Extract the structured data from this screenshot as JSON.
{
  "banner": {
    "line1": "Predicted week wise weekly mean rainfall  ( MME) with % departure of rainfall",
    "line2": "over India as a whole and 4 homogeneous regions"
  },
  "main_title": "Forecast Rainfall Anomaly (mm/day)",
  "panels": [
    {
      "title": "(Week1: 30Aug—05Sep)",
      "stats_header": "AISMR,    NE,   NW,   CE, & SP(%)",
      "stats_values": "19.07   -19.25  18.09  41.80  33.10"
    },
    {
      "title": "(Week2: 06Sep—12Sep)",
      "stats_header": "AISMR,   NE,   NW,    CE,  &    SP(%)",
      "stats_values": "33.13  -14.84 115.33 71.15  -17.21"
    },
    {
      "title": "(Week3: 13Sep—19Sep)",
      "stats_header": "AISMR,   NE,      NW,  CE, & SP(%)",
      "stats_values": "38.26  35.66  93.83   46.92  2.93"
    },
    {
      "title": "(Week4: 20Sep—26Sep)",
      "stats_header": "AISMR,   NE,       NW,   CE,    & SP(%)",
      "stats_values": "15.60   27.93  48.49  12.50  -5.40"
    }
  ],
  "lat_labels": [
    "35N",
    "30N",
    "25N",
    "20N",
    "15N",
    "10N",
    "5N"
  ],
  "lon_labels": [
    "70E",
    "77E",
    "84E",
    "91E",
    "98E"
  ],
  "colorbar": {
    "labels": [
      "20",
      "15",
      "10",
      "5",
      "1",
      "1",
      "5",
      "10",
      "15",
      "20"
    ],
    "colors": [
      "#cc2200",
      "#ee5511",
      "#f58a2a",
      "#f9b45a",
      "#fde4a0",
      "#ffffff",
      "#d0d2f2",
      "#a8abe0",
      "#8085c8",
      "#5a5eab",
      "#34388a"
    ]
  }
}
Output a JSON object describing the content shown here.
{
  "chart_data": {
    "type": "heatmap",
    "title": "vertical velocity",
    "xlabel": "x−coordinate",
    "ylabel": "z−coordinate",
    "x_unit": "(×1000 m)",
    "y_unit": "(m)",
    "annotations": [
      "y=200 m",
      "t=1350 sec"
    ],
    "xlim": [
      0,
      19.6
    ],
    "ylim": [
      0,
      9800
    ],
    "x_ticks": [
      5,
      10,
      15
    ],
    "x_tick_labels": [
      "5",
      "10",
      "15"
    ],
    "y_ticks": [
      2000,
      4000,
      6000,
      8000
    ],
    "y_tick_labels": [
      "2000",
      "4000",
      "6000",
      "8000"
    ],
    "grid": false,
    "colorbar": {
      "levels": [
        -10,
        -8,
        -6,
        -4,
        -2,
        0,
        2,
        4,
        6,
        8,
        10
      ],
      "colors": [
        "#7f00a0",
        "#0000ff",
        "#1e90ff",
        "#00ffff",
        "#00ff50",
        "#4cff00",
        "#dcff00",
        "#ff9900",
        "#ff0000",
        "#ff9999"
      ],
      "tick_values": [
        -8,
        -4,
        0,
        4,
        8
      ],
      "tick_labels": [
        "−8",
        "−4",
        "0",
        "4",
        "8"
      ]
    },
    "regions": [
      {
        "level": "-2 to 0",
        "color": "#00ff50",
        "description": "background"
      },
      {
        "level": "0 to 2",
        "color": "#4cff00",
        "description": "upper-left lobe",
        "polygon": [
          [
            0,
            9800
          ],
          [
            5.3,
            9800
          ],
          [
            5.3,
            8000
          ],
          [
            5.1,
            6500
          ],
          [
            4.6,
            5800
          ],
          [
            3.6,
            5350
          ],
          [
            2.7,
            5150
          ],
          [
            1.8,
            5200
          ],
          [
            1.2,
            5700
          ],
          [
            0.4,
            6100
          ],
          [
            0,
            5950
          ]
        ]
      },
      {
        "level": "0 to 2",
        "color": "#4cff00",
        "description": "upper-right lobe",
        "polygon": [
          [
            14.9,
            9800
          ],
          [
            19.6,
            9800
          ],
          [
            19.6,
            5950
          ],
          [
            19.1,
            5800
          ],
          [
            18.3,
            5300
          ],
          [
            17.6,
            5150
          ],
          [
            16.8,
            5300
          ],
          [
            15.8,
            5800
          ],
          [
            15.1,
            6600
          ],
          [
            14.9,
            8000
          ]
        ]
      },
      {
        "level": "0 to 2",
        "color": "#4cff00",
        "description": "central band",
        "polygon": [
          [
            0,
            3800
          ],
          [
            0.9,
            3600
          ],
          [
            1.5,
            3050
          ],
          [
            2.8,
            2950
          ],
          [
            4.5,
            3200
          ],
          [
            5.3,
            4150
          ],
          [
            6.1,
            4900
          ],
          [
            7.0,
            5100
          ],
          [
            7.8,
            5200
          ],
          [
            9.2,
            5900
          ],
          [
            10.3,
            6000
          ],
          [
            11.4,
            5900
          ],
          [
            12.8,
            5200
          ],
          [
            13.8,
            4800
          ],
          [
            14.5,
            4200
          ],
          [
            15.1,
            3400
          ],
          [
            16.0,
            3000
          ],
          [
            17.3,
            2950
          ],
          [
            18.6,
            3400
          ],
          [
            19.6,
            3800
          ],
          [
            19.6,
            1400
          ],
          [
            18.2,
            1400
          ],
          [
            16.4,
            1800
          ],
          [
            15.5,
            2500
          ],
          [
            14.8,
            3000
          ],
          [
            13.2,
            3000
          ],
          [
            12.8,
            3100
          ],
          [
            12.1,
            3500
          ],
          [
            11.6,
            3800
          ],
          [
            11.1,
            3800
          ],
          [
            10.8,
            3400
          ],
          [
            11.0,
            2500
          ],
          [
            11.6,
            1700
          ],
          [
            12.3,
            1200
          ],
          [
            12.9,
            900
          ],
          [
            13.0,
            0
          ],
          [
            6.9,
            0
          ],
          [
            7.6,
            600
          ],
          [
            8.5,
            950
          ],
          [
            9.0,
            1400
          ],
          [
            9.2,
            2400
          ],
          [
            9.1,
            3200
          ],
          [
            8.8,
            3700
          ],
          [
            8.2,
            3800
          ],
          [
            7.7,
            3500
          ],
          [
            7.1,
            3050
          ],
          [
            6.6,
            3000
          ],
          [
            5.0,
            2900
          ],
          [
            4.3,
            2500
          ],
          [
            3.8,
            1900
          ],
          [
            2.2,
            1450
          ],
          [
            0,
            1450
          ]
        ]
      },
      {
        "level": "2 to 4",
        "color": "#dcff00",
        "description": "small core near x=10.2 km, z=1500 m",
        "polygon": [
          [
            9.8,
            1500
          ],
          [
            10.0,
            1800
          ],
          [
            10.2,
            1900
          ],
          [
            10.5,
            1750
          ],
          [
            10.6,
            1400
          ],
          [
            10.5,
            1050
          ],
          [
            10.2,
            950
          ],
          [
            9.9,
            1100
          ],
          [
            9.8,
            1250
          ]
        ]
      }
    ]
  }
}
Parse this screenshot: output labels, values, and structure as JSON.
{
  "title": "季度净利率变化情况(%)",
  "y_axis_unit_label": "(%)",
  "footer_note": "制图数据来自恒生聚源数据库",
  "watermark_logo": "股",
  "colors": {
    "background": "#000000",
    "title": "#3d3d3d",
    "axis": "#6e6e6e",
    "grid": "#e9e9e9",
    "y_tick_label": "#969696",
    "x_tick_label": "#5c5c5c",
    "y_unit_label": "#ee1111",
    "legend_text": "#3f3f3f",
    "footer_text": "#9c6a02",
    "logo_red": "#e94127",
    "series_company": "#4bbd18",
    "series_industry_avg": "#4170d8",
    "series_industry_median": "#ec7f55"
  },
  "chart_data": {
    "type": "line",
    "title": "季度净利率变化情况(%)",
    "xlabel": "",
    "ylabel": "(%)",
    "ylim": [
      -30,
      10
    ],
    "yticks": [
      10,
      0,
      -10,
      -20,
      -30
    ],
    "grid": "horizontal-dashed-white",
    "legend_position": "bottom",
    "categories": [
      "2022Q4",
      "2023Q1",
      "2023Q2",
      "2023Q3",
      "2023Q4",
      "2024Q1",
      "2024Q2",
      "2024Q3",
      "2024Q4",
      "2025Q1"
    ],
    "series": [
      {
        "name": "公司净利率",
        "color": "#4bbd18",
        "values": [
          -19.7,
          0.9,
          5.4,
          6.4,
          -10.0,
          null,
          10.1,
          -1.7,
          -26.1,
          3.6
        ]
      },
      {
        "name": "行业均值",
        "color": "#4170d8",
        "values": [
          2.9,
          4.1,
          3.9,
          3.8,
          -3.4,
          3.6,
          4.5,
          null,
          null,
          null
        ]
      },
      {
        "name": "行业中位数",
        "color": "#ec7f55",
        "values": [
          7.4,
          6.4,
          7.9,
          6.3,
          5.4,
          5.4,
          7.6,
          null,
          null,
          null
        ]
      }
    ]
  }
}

********

Filter the records for lines holding the string "JSON". Copy each one.

**Complete output**
Extract the structured data from this screenshot as JSON.
Output a JSON object describing the content shown here.
Parse this screenshot: output labels, values, and structure as JSON.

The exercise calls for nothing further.